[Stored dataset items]
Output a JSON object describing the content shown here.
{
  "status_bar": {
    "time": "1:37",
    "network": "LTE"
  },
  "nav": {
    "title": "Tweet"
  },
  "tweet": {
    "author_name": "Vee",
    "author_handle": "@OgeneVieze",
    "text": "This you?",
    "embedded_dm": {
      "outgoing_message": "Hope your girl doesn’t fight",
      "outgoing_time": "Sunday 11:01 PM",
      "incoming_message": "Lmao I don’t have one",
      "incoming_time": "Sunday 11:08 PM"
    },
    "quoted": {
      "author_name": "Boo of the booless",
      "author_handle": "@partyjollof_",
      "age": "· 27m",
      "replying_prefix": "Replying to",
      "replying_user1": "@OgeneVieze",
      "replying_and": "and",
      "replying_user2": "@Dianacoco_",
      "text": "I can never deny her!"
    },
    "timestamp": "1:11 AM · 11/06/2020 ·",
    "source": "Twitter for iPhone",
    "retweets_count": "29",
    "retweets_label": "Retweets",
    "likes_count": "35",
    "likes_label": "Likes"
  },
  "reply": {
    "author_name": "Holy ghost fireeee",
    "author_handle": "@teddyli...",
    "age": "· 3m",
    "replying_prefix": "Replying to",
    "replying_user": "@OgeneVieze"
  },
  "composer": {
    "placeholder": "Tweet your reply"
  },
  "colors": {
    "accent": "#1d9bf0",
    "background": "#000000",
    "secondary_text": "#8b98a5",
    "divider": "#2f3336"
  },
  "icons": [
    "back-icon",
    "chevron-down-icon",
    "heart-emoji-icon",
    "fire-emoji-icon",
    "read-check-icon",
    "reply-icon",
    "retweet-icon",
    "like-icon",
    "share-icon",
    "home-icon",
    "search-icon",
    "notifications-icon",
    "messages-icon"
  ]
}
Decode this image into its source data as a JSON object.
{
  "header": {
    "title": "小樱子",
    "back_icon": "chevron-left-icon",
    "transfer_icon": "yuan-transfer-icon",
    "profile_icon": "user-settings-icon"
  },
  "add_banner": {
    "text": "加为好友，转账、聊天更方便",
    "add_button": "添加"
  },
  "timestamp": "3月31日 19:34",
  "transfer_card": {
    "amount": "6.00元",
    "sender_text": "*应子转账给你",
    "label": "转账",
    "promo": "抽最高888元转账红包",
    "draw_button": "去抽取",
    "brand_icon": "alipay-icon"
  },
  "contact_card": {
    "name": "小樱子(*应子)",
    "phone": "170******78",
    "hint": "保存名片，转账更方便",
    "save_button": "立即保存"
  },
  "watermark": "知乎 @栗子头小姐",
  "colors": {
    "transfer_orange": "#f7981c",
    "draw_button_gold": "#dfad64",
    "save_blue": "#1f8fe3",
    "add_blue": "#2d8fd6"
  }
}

» What the task requires:
Restate the final lines of the listing above word for word, beginning at the line that contains "Decode this image".

» Result of this exercise:
Decode this image into its source data as a JSON object.
{
  "header": {
    "title": "小樱子",
    "back_icon": "chevron-left-icon",
    "transfer_icon": "yuan-transfer-icon",
    "profile_icon": "user-settings-icon"
  },
  "add_banner": {
    "text": "加为好友，转账、聊天更方便",
    "add_button": "添加"
  },
  "timestamp": "3月31日 19:34",
  "transfer_card": {
    "amount": "6.00元",
    "sender_text": "*应子转账给你",
    "label": "转账",
    "promo": "抽最高888元转账红包",
    "draw_button": "去抽取",
    "brand_icon": "alipay-icon"
  },
  "contact_card": {
    "name": "小樱子(*应子)",
    "phone": "170******78",
    "hint": "保存名片，转账更方便",
    "save_button": "立即保存"
  },
  "watermark": "知乎 @栗子头小姐",
  "colors": {
    "transfer_orange": "#f7981c",
    "draw_button_gold": "#dfad64",
    "save_blue": "#1f8fe3",
    "add_blue": "#2d8fd6"
  }
}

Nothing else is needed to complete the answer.